**Material for this exercise:**
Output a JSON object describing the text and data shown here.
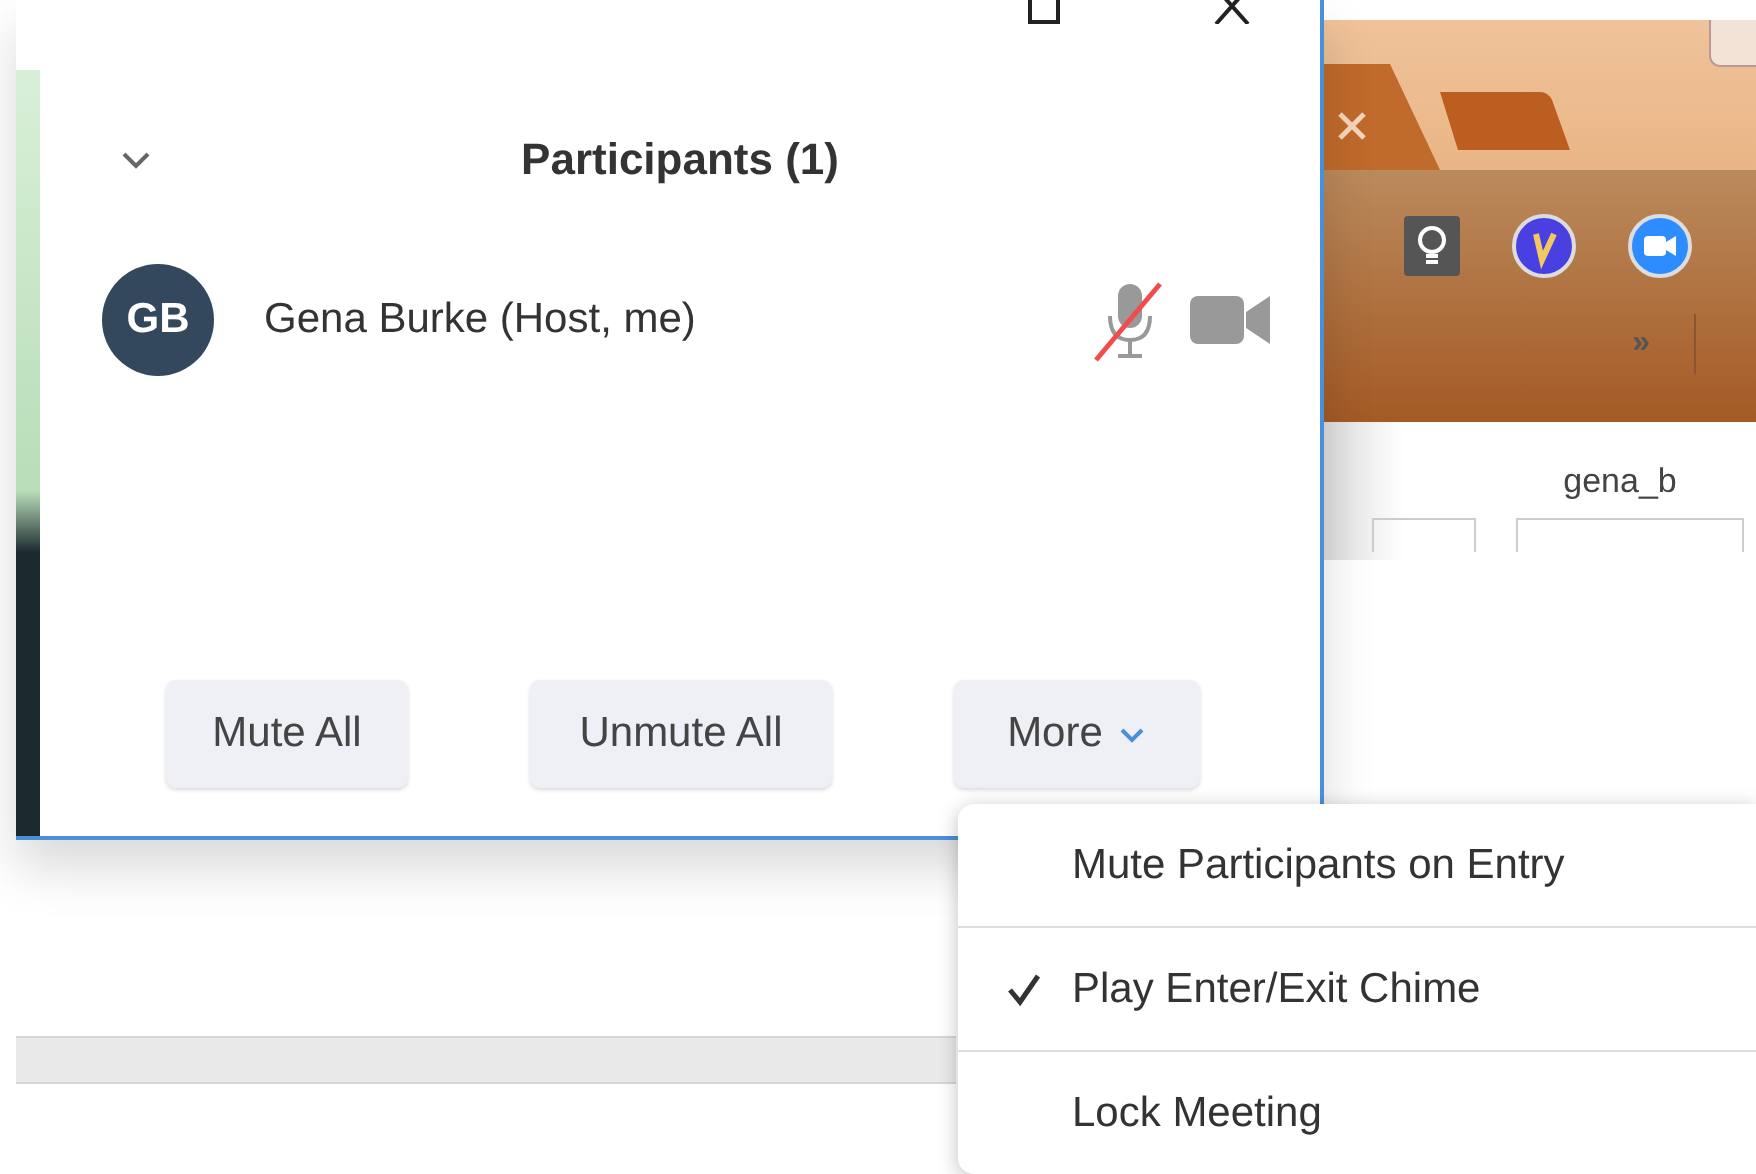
{
  "participants_window": {
    "title": "Participants (1)",
    "participants": [
      {
        "initials": "GB",
        "name": "Gena Burke (Host, me)",
        "muted": true
      }
    ],
    "buttons": [
      {
        "label": "Mute All",
        "kind": "plain"
      },
      {
        "label": "Unmute All",
        "kind": "plain"
      },
      {
        "label": "More",
        "kind": "dropdown"
      }
    ]
  },
  "background_browser": {
    "overflow": "»",
    "page_text": "gena_b"
  },
  "more_menu": {
    "items": [
      {
        "label": "Mute Participants on Entry",
        "checked": false
      },
      {
        "label": "Play Enter/Exit Chime",
        "checked": true
      },
      {
        "label": "Lock Meeting",
        "checked": false
      }
    ]
  }
}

**Aim:**
Retype the whole listing, keeping every line identical and omitting all pictures.

**Answer for this exercise:**
Output a JSON object describing the text and data shown here.
{
  "participants_window": {
    "title": "Participants (1)",
    "participants": [
      {
        "initials": "GB",
        "name": "Gena Burke (Host, me)",
        "muted": true
      }
    ],
    "buttons": [
      {
        "label": "Mute All",
        "kind": "plain"
      },
      {
        "label": "Unmute All",
        "kind": "plain"
      },
      {
        "label": "More",
        "kind": "dropdown"
      }
    ]
  },
  "background_browser": {
    "overflow": "»",
    "page_text": "gena_b"
  },
  "more_menu": {
    "items": [
      {
        "label": "Mute Participants on Entry",
        "checked": false
      },
      {
        "label": "Play Enter/Exit Chime",
        "checked": true
      },
      {
        "label": "Lock Meeting",
        "checked": false
      }
    ]
  }
}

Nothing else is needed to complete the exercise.